= Exercise =
Extract each line bearing the word "triangle".

= Records for this task =
_ _ _ _ _ _ _

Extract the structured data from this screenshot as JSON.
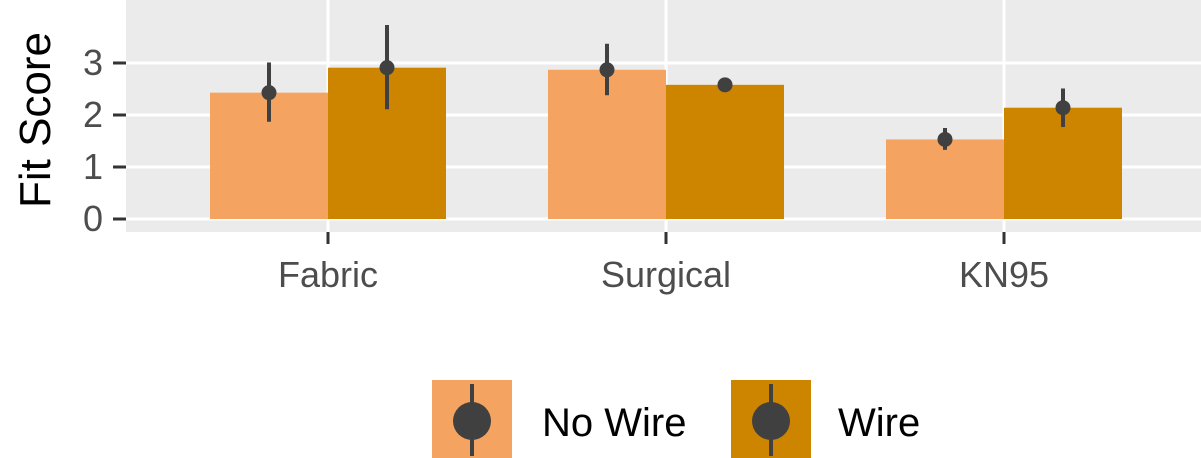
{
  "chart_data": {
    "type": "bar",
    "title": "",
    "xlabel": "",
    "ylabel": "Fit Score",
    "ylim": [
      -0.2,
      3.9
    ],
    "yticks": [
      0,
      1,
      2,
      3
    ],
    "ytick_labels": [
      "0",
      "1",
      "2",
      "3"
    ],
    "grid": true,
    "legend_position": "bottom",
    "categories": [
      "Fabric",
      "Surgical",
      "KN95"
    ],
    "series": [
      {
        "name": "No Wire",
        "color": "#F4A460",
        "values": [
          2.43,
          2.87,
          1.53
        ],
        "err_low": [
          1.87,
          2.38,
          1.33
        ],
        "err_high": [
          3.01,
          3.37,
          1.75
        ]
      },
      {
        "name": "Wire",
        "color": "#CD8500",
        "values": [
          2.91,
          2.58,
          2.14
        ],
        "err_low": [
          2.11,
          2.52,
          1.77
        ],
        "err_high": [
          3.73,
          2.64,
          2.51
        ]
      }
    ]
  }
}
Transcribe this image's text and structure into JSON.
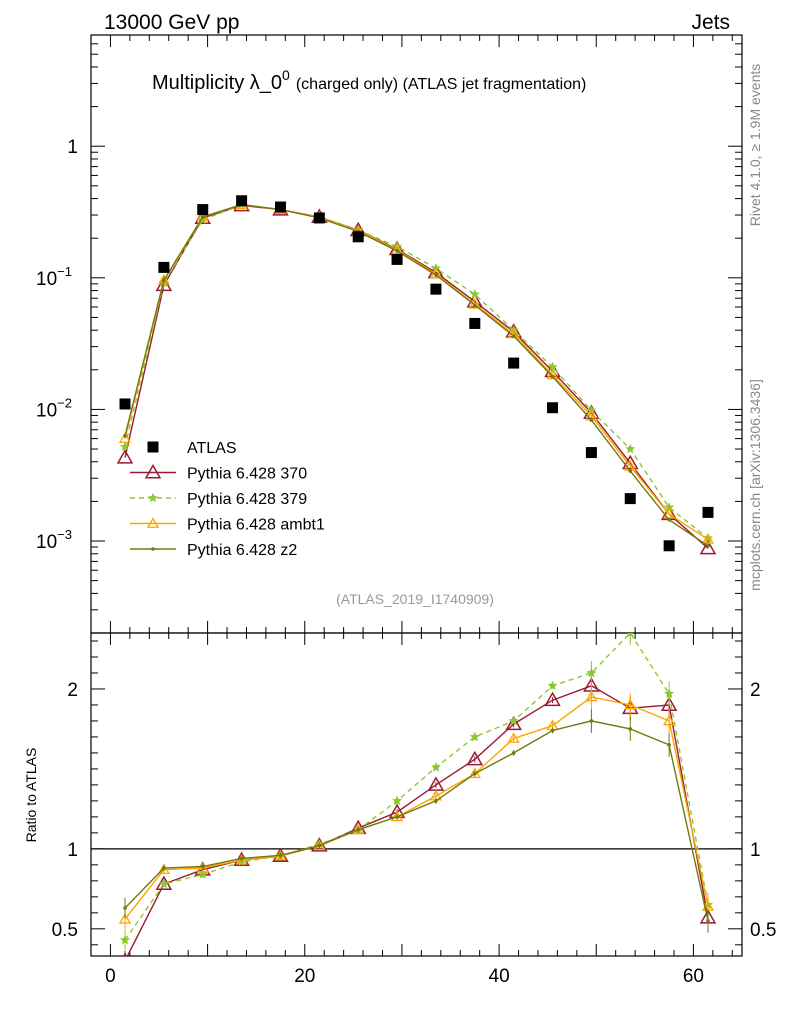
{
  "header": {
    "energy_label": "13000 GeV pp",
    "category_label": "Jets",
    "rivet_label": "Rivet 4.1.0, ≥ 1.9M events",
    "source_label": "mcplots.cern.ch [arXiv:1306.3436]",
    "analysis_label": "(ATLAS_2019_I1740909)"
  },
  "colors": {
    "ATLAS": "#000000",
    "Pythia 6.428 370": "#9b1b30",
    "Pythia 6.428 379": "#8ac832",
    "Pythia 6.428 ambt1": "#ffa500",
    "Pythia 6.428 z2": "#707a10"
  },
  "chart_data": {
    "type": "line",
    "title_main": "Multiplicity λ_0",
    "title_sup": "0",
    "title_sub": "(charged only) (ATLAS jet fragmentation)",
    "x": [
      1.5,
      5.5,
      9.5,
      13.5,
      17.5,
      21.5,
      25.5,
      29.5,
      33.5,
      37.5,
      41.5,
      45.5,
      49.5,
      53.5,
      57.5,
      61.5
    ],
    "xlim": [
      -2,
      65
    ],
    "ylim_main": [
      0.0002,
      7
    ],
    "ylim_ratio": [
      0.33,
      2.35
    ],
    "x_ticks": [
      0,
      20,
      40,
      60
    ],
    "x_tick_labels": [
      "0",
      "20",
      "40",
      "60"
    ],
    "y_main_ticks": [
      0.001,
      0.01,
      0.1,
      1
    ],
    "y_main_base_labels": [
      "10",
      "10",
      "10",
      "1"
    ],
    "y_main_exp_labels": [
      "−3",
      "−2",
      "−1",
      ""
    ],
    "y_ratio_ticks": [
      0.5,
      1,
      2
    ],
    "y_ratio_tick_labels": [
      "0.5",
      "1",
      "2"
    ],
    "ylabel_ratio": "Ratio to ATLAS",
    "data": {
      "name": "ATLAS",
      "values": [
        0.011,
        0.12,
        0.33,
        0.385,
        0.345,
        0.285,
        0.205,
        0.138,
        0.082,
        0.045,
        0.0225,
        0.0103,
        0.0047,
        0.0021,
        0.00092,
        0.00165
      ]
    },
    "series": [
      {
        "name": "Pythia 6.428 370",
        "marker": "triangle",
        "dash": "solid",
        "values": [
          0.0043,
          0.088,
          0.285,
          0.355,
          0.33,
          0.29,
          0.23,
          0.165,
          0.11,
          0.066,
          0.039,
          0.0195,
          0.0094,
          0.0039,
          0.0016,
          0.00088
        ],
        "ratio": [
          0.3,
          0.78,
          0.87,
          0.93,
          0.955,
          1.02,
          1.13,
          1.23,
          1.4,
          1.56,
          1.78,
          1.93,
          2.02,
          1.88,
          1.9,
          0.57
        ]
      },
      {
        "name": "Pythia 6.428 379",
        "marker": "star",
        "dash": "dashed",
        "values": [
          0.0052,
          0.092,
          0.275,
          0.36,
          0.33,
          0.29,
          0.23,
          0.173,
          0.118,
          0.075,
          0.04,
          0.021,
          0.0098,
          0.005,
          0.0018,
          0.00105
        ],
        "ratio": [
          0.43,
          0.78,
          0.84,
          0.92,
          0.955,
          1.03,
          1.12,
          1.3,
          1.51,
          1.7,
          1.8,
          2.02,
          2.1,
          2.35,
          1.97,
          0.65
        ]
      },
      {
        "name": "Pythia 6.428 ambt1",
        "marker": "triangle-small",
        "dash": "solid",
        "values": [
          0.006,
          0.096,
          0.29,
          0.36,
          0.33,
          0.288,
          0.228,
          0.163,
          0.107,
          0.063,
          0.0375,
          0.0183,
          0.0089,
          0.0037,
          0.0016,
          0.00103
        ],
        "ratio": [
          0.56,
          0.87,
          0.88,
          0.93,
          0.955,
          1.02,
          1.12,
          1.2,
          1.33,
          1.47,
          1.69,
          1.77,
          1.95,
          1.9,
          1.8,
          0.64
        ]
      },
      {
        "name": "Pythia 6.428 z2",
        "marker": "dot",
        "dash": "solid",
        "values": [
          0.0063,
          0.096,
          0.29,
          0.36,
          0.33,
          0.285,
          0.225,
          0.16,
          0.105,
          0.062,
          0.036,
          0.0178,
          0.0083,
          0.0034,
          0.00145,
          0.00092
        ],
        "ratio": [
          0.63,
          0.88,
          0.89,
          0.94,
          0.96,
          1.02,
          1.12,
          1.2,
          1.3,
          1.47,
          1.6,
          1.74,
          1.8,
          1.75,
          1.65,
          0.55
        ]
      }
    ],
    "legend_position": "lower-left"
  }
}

_ _ _ _ _ _ _

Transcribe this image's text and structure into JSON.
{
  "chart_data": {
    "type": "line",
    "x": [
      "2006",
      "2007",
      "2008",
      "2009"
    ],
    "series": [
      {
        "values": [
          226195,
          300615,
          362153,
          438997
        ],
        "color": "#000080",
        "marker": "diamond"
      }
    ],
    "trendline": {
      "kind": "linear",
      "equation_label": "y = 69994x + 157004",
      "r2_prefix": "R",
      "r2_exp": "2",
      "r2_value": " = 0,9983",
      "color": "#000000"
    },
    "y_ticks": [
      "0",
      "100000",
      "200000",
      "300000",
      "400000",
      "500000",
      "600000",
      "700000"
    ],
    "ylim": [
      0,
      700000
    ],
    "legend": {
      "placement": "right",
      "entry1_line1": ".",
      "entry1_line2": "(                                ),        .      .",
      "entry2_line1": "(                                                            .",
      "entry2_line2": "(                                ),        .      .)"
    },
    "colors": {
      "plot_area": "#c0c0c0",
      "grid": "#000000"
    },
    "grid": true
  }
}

_ _ _ _ _ _ _

= Answer to the task =
        "marker": "triangle",
        "marker": "triangle-small",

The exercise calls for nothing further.